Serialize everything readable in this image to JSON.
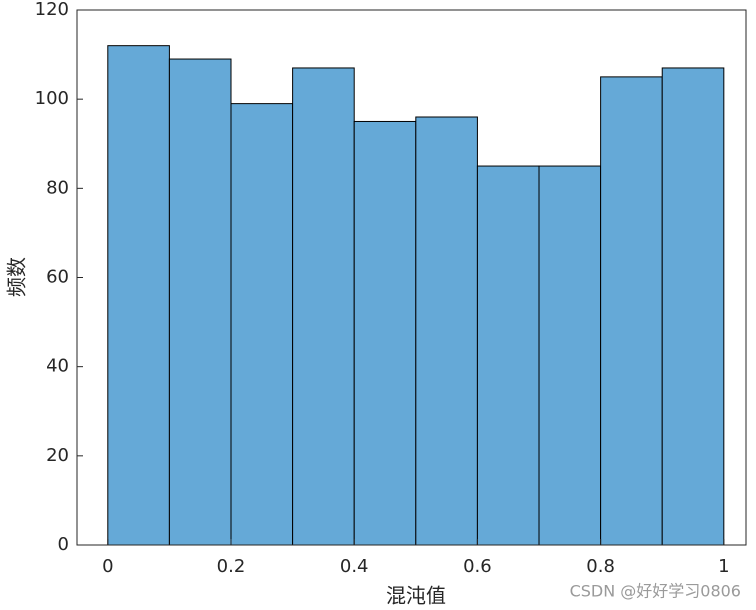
{
  "chart_data": {
    "type": "histogram",
    "xlabel": "混沌值",
    "ylabel": "频数",
    "bins": [
      0,
      0.1,
      0.2,
      0.3,
      0.4,
      0.5,
      0.6,
      0.7,
      0.8,
      0.9,
      1.0
    ],
    "values": [
      112,
      109,
      99,
      107,
      95,
      96,
      85,
      85,
      105,
      107
    ],
    "color": "#65a9d7",
    "edgecolor": "#000000",
    "xlim": [
      -0.05,
      1.036
    ],
    "xticks": [
      0,
      0.2,
      0.4,
      0.6,
      0.8,
      1
    ],
    "ylim": [
      0,
      120
    ],
    "yticks": [
      0,
      20,
      40,
      60,
      80,
      100,
      120
    ],
    "grid": false,
    "watermark": "CSDN @好好学习0806"
  }
}
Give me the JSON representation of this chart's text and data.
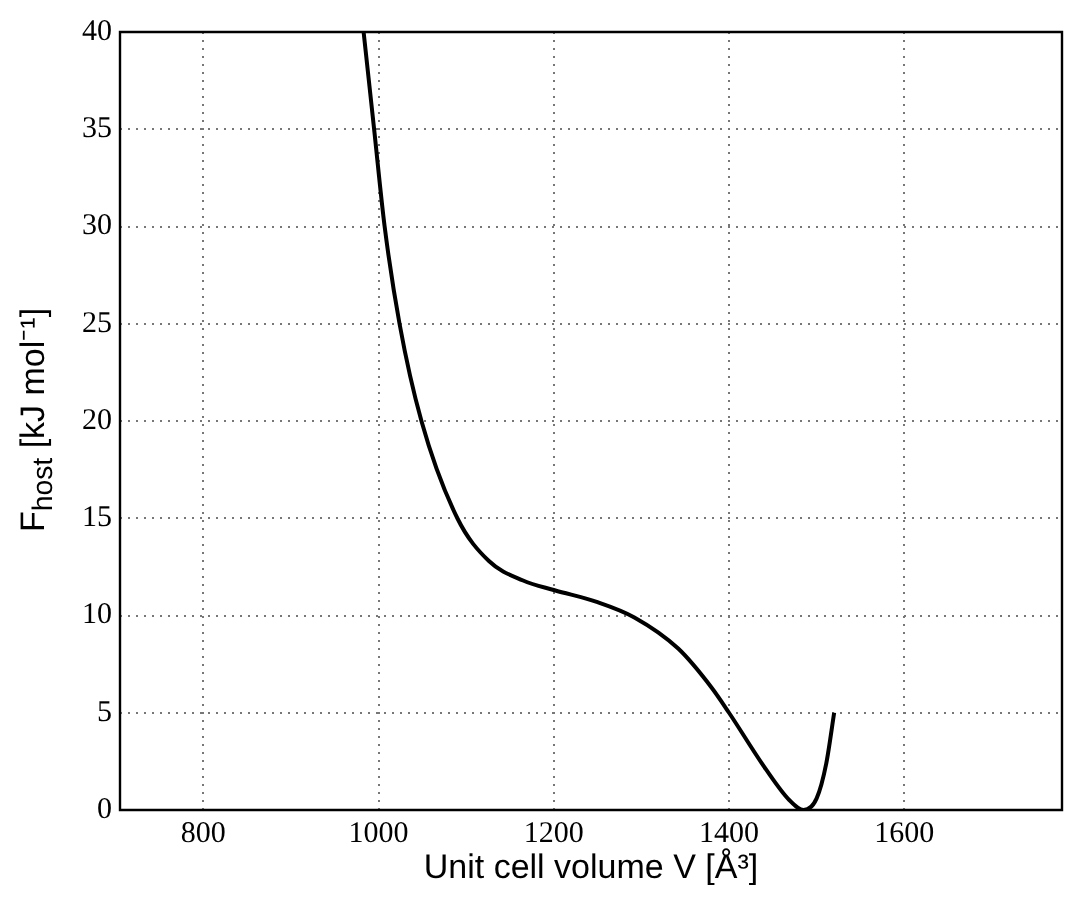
{
  "chart_data": {
    "type": "line",
    "xlabel": "Unit cell volume V [Å³]",
    "ylabel": "F$_{host}$ [kJ mol⁻¹]",
    "series": [
      {
        "color": "#000000",
        "x": [
          983,
          995,
          1007,
          1024,
          1049,
          1090,
          1126,
          1165,
          1201,
          1249,
          1292,
          1342,
          1380,
          1400,
          1442,
          1469,
          1485,
          1500,
          1511,
          1520
        ],
        "values": [
          40,
          35,
          30,
          25,
          20,
          15,
          12.8,
          11.8,
          11.3,
          10.7,
          9.9,
          8.3,
          6.3,
          5,
          2.1,
          0.5,
          0,
          0.6,
          2.4,
          5
        ]
      }
    ],
    "xlim": [
      705,
      1780
    ],
    "ylim": [
      0,
      40
    ],
    "xticks": [
      800,
      1000,
      1200,
      1400,
      1600
    ],
    "yticks": [
      0,
      5,
      10,
      15,
      20,
      25,
      30,
      35,
      40
    ],
    "grid": true,
    "line_style": "solid",
    "marker": "none",
    "legend": false
  }
}
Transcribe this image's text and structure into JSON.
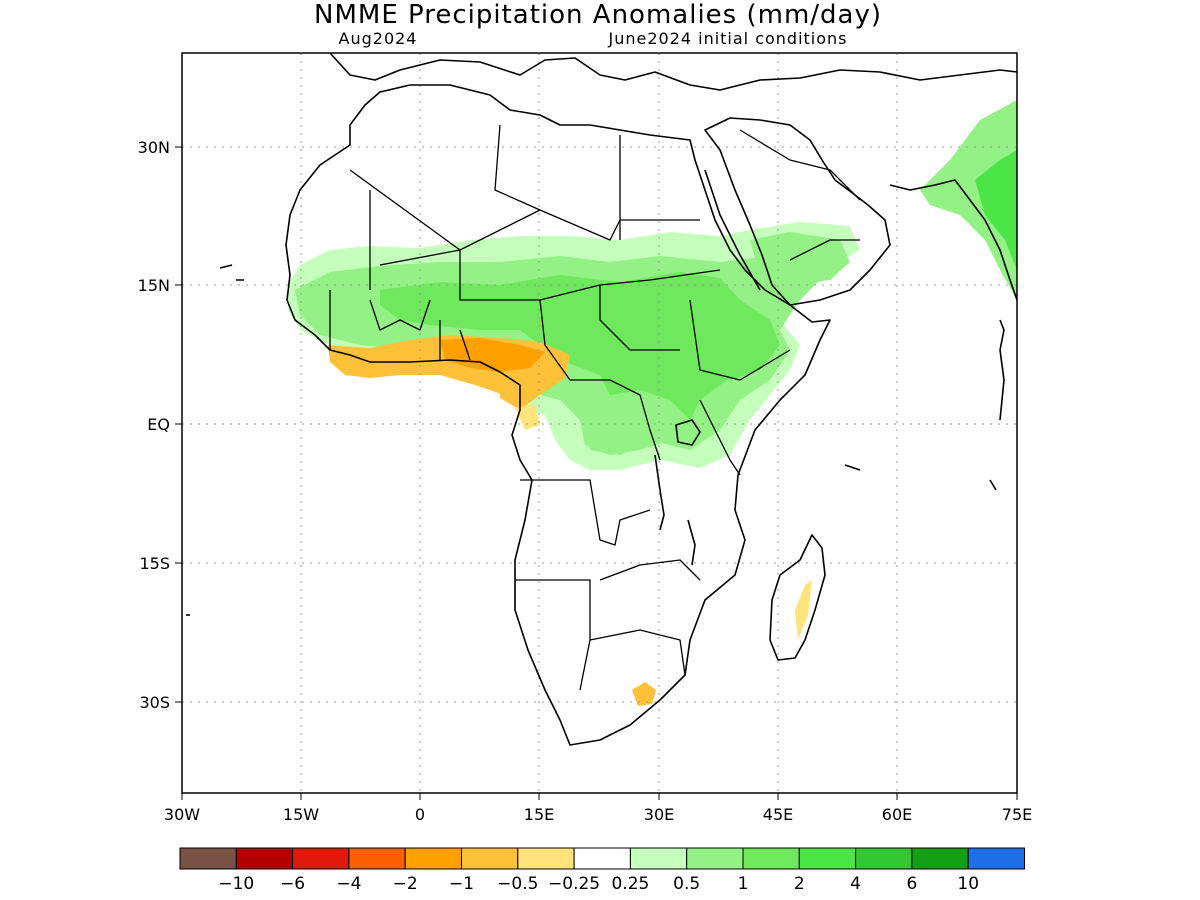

——

### WORK TO BE COMPLETED
Each line of the data is to be duplicated exactly; pictures stay out of the copy.

### RESPONSE TO THE EXERCISE
Serialize everything readable in this image to JSON.
{
  "chart_data": {
    "type": "histogram",
    "xlabel": "混沌值",
    "ylabel": "频数",
    "bins": [
      0,
      0.1,
      0.2,
      0.3,
      0.4,
      0.5,
      0.6,
      0.7,
      0.8,
      0.9,
      1.0
    ],
    "values": [
      112,
      109,
      99,
      107,
      95,
      96,
      85,
      85,
      105,
      107
    ],
    "color": "#65a9d7",
    "edgecolor": "#000000",
    "xlim": [
      -0.05,
      1.036
    ],
    "xticks": [
      0,
      0.2,
      0.4,
      0.6,
      0.8,
      1
    ],
    "ylim": [
      0,
      120
    ],
    "yticks": [
      0,
      20,
      40,
      60,
      80,
      100,
      120
    ],
    "grid": false,
    "watermark": "CSDN @好好学习0806"
  }
}
Give me the JSON representation of this chart's text and data.
{
  "chart_data": {
    "type": "line",
    "xlabel": "Unit cell volume V [Å³]",
    "ylabel": "F$_{host}$ [kJ mol⁻¹]",
    "series": [
      {
        "color": "#000000",
        "x": [
          983,
          995,
          1007,
          1024,
          1049,
          1090,
          1126,
          1165,
          1201,
          1249,
          1292,
          1342,
          1380,
          1400,
          1442,
          1469,
          1485,
          1500,
          1511,
          1520
        ],
        "values": [
          40,
          35,
          30,
          25,
          20,
          15,
          12.8,
          11.8,
          11.3,
          10.7,
          9.9,
          8.3,
          6.3,
          5,
          2.1,
          0.5,
          0,
          0.6,
          2.4,
          5
        ]
      }
    ],
    "xlim": [
      705,
      1780
    ],
    "ylim": [
      0,
      40
    ],
    "xticks": [
      800,
      1000,
      1200,
      1400,
      1600
    ],
    "yticks": [
      0,
      5,
      10,
      15,
      20,
      25,
      30,
      35,
      40
    ],
    "grid": true,
    "line_style": "solid",
    "marker": "none",
    "legend": false
  }
}
Transcribe this image's text and structure into JSON.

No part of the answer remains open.